Chart and figure data
▬▬▬

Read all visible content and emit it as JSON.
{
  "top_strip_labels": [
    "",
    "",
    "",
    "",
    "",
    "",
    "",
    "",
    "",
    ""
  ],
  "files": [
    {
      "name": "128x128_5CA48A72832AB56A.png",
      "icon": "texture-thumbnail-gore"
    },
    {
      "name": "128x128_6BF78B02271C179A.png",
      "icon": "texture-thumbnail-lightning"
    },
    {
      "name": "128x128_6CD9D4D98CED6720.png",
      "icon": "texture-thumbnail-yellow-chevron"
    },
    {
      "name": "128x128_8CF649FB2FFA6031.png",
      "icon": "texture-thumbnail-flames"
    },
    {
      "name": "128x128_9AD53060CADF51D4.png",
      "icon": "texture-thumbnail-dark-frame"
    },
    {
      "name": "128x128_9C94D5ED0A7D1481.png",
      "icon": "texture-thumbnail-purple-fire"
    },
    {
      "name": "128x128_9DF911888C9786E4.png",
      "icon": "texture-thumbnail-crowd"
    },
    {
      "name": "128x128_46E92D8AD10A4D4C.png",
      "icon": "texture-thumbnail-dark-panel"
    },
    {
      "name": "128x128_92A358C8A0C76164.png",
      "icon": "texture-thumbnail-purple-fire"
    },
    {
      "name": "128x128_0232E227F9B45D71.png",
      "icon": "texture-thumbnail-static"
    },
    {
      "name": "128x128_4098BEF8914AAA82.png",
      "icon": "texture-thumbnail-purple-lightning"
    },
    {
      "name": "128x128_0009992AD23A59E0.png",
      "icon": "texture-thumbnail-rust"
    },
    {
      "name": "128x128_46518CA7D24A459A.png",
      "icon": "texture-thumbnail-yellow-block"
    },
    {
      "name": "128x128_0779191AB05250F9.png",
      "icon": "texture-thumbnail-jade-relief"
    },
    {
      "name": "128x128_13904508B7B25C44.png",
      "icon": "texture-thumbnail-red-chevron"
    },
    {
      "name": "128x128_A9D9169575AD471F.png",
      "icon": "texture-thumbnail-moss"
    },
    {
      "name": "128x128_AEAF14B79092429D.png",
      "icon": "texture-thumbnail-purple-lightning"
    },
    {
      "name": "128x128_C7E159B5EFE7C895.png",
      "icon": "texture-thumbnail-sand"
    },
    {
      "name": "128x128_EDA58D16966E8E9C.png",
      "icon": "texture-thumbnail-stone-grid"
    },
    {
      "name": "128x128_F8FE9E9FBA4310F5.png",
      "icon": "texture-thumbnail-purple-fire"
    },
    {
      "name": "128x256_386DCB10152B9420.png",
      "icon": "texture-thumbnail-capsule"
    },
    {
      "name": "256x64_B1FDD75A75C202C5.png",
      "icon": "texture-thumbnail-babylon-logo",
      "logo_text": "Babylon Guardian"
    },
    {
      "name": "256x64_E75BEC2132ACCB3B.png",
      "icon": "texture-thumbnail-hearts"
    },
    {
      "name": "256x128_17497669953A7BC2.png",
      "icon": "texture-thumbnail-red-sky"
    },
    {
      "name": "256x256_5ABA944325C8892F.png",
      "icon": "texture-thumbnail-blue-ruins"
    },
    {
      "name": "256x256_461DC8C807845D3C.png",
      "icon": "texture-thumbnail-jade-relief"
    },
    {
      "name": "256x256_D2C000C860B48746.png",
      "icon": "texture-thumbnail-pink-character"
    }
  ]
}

▬▬▬

What the task requires:
From the entries above, copy every line where the word "chevron" shows up.

Response to this exercise:
      "icon": "texture-thumbnail-yellow-chevron"
      "icon": "texture-thumbnail-red-chevron"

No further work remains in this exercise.